_EXERCISE DETAILS_.
Every record should be copied exactly, except that pictures are to be omitted.

_THE RECORDS_.
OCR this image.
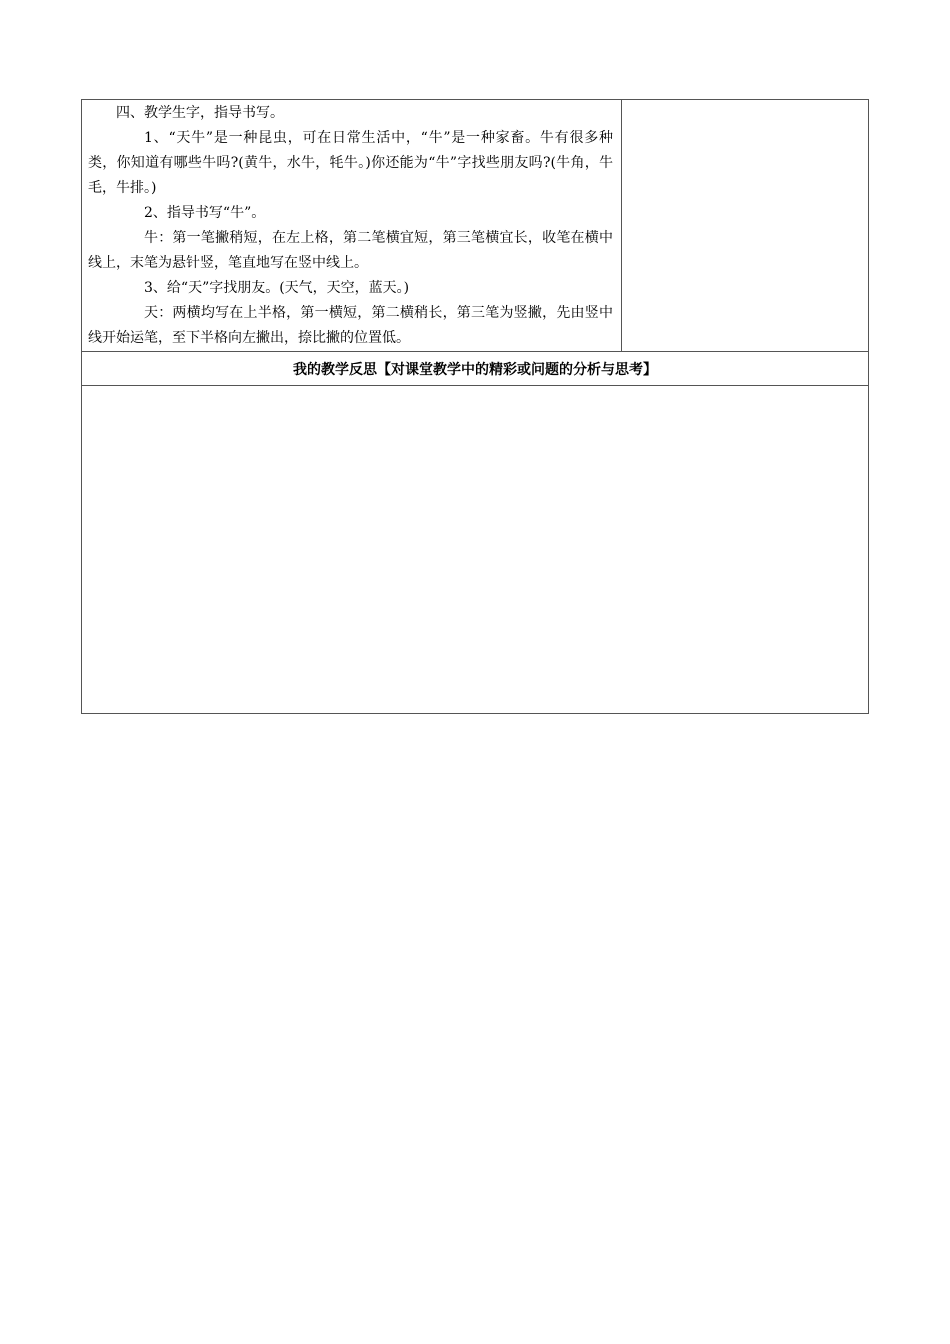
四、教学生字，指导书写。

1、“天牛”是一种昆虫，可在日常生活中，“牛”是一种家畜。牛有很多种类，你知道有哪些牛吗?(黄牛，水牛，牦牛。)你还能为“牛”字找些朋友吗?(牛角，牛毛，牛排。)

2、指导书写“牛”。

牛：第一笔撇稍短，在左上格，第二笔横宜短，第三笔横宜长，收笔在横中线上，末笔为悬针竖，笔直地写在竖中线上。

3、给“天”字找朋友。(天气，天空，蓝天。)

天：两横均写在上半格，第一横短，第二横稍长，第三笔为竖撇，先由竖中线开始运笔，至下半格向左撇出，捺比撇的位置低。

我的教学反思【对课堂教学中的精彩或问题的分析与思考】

_ANSWER IN FULL_.
OCR this image.
四、教学生字，指导书写。

1、“天牛”是一种昆虫，可在日常生活中，“牛”是一种家畜。牛有很多种类，你知道有哪些牛吗?(黄牛，水牛，牦牛。)你还能为“牛”字找些朋友吗?(牛角，牛毛，牛排。)

2、指导书写“牛”。

牛：第一笔撇稍短，在左上格，第二笔横宜短，第三笔横宜长，收笔在横中线上，末笔为悬针竖，笔直地写在竖中线上。

3、给“天”字找朋友。(天气，天空，蓝天。)

天：两横均写在上半格，第一横短，第二横稍长，第三笔为竖撇，先由竖中线开始运笔，至下半格向左撇出，捺比撇的位置低。

我的教学反思【对课堂教学中的精彩或问题的分析与思考】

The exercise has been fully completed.